# Texte choisi:
-*-*-
À Bruges, la Coupure permettait autrefois aux bateaux arrivant de la mer du Nord de rejoindre le canal qui mène à Gand. Elle coupait le réseau pour raccourcir la circulation. Cette ligne bordée de maisons et d’usines est aujourd’hui l’artère d’un quartier calme. On s’y rend peu, les écluses sont le plus souvent fermées ; qu’il est agréable, alors, de s’excentrer un peu du centre-ville pour flâner !

On y découvre un grand tableau orange. Les portes et les fenêtres peintes d’une maison se réverbèrent sur un pavillon-vortex. C’est l’installation du bureau d’architecture espagnol selgascano. Ses parois transparentes en plastique aspirent et rendent toute la lumière à l’eau. L’œuvre phosphore d’un effet étrange et donne une impression de bulle ancrée à sa rive, comme à Paris la Cité de la mode et du design s’accroche au quai d’Austerlitz.
-*-*-
# Mettre en pratique:
**1)** Reprenez mot pour mot le passage du texte sur la Coupure de Bruges qui commence par « À Bruges, la » et se termine par « au quai d’Austerlitz. ».
**2)** D'après le texte sur la Coupure de Bruges, quel bureau d'architecture a conçu l'installation du pavillon-vortex ?

Éléments de données
-*-*-
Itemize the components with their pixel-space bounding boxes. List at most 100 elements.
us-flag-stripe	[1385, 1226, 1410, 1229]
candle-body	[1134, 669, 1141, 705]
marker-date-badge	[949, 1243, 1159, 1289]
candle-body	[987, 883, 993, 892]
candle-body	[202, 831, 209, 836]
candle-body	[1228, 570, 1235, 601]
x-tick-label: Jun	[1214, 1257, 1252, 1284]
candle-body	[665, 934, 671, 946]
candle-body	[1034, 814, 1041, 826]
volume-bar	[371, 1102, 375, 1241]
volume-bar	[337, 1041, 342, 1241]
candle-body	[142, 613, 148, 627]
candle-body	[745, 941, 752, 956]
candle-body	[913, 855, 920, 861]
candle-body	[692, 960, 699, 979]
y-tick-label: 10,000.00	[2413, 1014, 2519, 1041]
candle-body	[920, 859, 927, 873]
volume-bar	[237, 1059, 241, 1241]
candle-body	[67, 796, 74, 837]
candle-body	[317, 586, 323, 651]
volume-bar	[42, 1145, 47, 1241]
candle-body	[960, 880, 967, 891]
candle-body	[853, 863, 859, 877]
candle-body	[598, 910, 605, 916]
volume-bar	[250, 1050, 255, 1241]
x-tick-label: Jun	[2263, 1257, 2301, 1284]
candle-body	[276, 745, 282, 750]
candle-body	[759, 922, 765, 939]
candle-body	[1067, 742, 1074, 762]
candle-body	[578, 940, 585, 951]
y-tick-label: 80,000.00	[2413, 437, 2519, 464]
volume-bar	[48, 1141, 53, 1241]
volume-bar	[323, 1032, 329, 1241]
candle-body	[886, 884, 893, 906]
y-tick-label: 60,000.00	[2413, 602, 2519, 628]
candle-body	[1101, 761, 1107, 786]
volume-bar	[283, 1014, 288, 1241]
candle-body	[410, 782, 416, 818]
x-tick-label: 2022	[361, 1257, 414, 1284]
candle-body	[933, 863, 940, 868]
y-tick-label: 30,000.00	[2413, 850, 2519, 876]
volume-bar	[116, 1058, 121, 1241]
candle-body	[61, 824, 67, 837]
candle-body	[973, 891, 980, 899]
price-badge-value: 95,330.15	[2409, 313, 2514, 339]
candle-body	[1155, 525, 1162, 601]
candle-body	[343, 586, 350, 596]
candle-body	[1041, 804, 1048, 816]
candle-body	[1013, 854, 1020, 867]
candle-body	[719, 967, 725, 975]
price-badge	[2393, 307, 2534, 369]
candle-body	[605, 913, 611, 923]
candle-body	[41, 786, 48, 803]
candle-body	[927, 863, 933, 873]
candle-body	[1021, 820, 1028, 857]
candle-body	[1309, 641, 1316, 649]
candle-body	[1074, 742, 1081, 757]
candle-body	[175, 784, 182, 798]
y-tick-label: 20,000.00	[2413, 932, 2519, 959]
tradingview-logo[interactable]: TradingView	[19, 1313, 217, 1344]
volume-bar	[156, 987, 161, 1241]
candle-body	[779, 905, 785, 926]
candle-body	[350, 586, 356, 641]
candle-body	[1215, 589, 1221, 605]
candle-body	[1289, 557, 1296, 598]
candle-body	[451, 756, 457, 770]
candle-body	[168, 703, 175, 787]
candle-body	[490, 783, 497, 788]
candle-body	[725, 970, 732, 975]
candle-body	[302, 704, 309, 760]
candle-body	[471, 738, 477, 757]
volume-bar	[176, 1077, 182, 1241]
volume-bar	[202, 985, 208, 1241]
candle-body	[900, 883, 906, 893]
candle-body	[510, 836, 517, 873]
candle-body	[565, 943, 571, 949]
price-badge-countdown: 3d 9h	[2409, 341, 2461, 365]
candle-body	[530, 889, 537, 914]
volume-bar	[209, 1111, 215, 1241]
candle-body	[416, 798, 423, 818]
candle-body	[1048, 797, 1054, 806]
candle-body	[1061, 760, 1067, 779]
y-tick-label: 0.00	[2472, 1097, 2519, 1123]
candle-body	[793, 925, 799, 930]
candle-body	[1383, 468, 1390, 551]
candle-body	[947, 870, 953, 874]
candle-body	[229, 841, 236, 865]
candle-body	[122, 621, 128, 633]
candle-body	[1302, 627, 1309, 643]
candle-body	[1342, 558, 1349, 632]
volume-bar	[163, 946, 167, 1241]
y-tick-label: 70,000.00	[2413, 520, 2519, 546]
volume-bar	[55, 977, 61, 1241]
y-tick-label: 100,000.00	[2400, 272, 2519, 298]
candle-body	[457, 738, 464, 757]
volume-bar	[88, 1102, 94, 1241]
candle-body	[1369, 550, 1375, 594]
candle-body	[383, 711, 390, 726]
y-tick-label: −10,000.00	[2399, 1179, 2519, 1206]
-*-*-
# Liste des réponses:
**1)**
À Bruges, la Coupure permettait autrefois aux bateaux arrivant de la mer du Nord de rejoindre le canal qui mène à Gand. Elle coupait le réseau pour raccourcir la circulation. Cette ligne bordée de maisons et d’usines est aujourd’hui l’artère d’un quartier calme. On s’y rend peu, les écluses sont le plus souvent fermées ; qu’il est agréable, alors, de s’excentrer un peu du centre-ville pour flâner !

On y découvre un grand tableau orange. Les portes et les fenêtres peintes d’une maison se réverbèrent sur un pavillon-vortex. C’est l’installation du bureau d’architecture espagnol selgascano. Ses parois transparentes en plastique aspirent et rendent toute la lumière à l’eau. L’œuvre phosphore d’un effet étrange et donne une impression de bulle ancrée à sa rive, comme à Paris la Cité de la mode et du design s’accroche au quai d’Austerlitz.

**2)** Le bureau d'architecture espagnol selgascano.